▶ _REQUIRED TASK_:
Write every line of the material out exactly as shown.

▶ _INPUT DATA_:
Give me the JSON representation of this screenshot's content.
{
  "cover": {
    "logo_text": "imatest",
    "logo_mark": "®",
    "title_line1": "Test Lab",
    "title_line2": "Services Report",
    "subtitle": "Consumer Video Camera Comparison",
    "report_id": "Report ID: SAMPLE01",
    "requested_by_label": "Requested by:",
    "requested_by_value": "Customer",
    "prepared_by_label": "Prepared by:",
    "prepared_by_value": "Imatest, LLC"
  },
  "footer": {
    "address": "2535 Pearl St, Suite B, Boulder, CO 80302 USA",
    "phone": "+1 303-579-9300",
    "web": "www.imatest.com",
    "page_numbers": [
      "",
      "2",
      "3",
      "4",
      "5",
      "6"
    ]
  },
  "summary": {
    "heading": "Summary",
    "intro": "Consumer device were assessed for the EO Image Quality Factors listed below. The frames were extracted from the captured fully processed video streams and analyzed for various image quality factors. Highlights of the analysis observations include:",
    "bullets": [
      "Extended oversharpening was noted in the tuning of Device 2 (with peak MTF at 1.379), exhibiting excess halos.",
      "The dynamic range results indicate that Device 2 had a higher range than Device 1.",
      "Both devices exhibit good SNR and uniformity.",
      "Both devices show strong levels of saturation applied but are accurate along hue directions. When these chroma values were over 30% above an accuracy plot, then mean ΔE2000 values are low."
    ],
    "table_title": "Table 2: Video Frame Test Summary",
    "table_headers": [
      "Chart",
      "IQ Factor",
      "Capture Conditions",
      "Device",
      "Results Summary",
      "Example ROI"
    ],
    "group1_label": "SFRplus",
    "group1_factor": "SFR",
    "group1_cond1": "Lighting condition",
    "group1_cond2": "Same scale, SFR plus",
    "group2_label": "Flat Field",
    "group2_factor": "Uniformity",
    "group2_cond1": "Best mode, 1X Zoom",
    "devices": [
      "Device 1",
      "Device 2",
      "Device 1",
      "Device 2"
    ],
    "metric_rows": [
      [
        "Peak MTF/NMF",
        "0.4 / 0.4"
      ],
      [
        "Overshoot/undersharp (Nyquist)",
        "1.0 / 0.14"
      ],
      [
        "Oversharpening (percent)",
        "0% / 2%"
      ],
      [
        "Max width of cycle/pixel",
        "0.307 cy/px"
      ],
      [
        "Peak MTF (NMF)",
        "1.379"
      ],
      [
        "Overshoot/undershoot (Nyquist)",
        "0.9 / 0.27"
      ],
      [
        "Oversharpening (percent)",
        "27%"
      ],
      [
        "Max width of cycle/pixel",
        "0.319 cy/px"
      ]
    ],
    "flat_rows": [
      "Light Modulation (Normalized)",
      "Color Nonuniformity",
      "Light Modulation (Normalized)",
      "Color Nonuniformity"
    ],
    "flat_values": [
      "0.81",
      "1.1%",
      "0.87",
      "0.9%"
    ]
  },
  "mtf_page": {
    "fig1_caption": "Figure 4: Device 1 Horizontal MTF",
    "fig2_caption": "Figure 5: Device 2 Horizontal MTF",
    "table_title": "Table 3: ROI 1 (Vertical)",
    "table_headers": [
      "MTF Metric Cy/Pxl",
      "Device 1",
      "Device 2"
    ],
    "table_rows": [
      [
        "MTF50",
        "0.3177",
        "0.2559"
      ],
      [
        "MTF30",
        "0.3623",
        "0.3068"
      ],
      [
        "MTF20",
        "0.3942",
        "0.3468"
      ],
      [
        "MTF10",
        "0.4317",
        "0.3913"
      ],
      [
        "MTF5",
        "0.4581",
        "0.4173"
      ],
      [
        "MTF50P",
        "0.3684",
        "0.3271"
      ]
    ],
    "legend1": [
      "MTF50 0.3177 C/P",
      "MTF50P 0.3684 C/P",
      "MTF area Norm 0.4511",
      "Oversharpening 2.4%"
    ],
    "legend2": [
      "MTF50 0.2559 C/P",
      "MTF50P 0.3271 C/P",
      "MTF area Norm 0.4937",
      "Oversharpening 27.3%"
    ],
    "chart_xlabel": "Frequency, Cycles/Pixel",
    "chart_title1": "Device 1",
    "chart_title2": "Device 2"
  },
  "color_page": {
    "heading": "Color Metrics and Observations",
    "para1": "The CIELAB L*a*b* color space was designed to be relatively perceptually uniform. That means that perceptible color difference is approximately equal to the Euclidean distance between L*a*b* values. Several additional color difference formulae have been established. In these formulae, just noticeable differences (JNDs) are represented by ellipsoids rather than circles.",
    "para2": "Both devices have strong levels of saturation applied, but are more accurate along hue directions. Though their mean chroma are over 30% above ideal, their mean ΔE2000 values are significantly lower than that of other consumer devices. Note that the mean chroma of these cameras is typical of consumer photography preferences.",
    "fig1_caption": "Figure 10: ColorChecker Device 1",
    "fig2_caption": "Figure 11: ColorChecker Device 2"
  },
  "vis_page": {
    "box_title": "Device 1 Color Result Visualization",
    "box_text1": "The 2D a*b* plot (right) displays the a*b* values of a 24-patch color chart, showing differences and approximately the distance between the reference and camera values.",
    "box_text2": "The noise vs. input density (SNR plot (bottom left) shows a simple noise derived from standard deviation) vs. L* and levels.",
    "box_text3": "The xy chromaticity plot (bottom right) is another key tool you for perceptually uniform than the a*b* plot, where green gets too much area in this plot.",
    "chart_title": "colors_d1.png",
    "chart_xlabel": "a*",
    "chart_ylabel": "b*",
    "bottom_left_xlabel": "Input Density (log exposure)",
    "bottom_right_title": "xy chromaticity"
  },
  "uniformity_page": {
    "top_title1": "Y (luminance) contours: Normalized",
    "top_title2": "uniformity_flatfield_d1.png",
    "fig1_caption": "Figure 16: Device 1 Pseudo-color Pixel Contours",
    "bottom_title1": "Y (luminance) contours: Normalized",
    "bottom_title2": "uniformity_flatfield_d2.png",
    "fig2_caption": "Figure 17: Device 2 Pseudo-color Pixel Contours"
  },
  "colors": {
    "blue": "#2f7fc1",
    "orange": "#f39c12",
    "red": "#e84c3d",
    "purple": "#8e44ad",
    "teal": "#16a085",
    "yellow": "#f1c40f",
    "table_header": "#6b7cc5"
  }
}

▶ _COMPLETED EXERCISE_:
Give me the JSON representation of this screenshot's content.
{
  "cover": {
    "logo_text": "imatest",
    "logo_mark": "®",
    "title_line1": "Test Lab",
    "title_line2": "Services Report",
    "subtitle": "Consumer Video Camera Comparison",
    "report_id": "Report ID: SAMPLE01",
    "requested_by_label": "Requested by:",
    "requested_by_value": "Customer",
    "prepared_by_label": "Prepared by:",
    "prepared_by_value": "Imatest, LLC"
  },
  "footer": {
    "address": "2535 Pearl St, Suite B, Boulder, CO 80302 USA",
    "phone": "+1 303-579-9300",
    "web": "www.imatest.com",
    "page_numbers": [
      "",
      "2",
      "3",
      "4",
      "5",
      "6"
    ]
  },
  "summary": {
    "heading": "Summary",
    "intro": "Consumer device were assessed for the EO Image Quality Factors listed below. The frames were extracted from the captured fully processed video streams and analyzed for various image quality factors. Highlights of the analysis observations include:",
    "bullets": [
      "Extended oversharpening was noted in the tuning of Device 2 (with peak MTF at 1.379), exhibiting excess halos.",
      "The dynamic range results indicate that Device 2 had a higher range than Device 1.",
      "Both devices exhibit good SNR and uniformity.",
      "Both devices show strong levels of saturation applied but are accurate along hue directions. When these chroma values were over 30% above an accuracy plot, then mean ΔE2000 values are low."
    ],
    "table_title": "Table 2: Video Frame Test Summary",
    "table_headers": [
      "Chart",
      "IQ Factor",
      "Capture Conditions",
      "Device",
      "Results Summary",
      "Example ROI"
    ],
    "group1_label": "SFRplus",
    "group1_factor": "SFR",
    "group1_cond1": "Lighting condition",
    "group1_cond2": "Same scale, SFR plus",
    "group2_label": "Flat Field",
    "group2_factor": "Uniformity",
    "group2_cond1": "Best mode, 1X Zoom",
    "devices": [
      "Device 1",
      "Device 2",
      "Device 1",
      "Device 2"
    ],
    "metric_rows": [
      [
        "Peak MTF/NMF",
        "0.4 / 0.4"
      ],
      [
        "Overshoot/undersharp (Nyquist)",
        "1.0 / 0.14"
      ],
      [
        "Oversharpening (percent)",
        "0% / 2%"
      ],
      [
        "Max width of cycle/pixel",
        "0.307 cy/px"
      ],
      [
        "Peak MTF (NMF)",
        "1.379"
      ],
      [
        "Overshoot/undershoot (Nyquist)",
        "0.9 / 0.27"
      ],
      [
        "Oversharpening (percent)",
        "27%"
      ],
      [
        "Max width of cycle/pixel",
        "0.319 cy/px"
      ]
    ],
    "flat_rows": [
      "Light Modulation (Normalized)",
      "Color Nonuniformity",
      "Light Modulation (Normalized)",
      "Color Nonuniformity"
    ],
    "flat_values": [
      "0.81",
      "1.1%",
      "0.87",
      "0.9%"
    ]
  },
  "mtf_page": {
    "fig1_caption": "Figure 4: Device 1 Horizontal MTF",
    "fig2_caption": "Figure 5: Device 2 Horizontal MTF",
    "table_title": "Table 3: ROI 1 (Vertical)",
    "table_headers": [
      "MTF Metric Cy/Pxl",
      "Device 1",
      "Device 2"
    ],
    "table_rows": [
      [
        "MTF50",
        "0.3177",
        "0.2559"
      ],
      [
        "MTF30",
        "0.3623",
        "0.3068"
      ],
      [
        "MTF20",
        "0.3942",
        "0.3468"
      ],
      [
        "MTF10",
        "0.4317",
        "0.3913"
      ],
      [
        "MTF5",
        "0.4581",
        "0.4173"
      ],
      [
        "MTF50P",
        "0.3684",
        "0.3271"
      ]
    ],
    "legend1": [
      "MTF50 0.3177 C/P",
      "MTF50P 0.3684 C/P",
      "MTF area Norm 0.4511",
      "Oversharpening 2.4%"
    ],
    "legend2": [
      "MTF50 0.2559 C/P",
      "MTF50P 0.3271 C/P",
      "MTF area Norm 0.4937",
      "Oversharpening 27.3%"
    ],
    "chart_xlabel": "Frequency, Cycles/Pixel",
    "chart_title1": "Device 1",
    "chart_title2": "Device 2"
  },
  "color_page": {
    "heading": "Color Metrics and Observations",
    "para1": "The CIELAB L*a*b* color space was designed to be relatively perceptually uniform. That means that perceptible color difference is approximately equal to the Euclidean distance between L*a*b* values. Several additional color difference formulae have been established. In these formulae, just noticeable differences (JNDs) are represented by ellipsoids rather than circles.",
    "para2": "Both devices have strong levels of saturation applied, but are more accurate along hue directions. Though their mean chroma are over 30% above ideal, their mean ΔE2000 values are significantly lower than that of other consumer devices. Note that the mean chroma of these cameras is typical of consumer photography preferences.",
    "fig1_caption": "Figure 10: ColorChecker Device 1",
    "fig2_caption": "Figure 11: ColorChecker Device 2"
  },
  "vis_page": {
    "box_title": "Device 1 Color Result Visualization",
    "box_text1": "The 2D a*b* plot (right) displays the a*b* values of a 24-patch color chart, showing differences and approximately the distance between the reference and camera values.",
    "box_text2": "The noise vs. input density (SNR plot (bottom left) shows a simple noise derived from standard deviation) vs. L* and levels.",
    "box_text3": "The xy chromaticity plot (bottom right) is another key tool you for perceptually uniform than the a*b* plot, where green gets too much area in this plot.",
    "chart_title": "colors_d1.png",
    "chart_xlabel": "a*",
    "chart_ylabel": "b*",
    "bottom_left_xlabel": "Input Density (log exposure)",
    "bottom_right_title": "xy chromaticity"
  },
  "uniformity_page": {
    "top_title1": "Y (luminance) contours: Normalized",
    "top_title2": "uniformity_flatfield_d1.png",
    "fig1_caption": "Figure 16: Device 1 Pseudo-color Pixel Contours",
    "bottom_title1": "Y (luminance) contours: Normalized",
    "bottom_title2": "uniformity_flatfield_d2.png",
    "fig2_caption": "Figure 17: Device 2 Pseudo-color Pixel Contours"
  },
  "colors": {
    "blue": "#2f7fc1",
    "orange": "#f39c12",
    "red": "#e84c3d",
    "purple": "#8e44ad",
    "teal": "#16a085",
    "yellow": "#f1c40f",
    "table_header": "#6b7cc5"
  }
}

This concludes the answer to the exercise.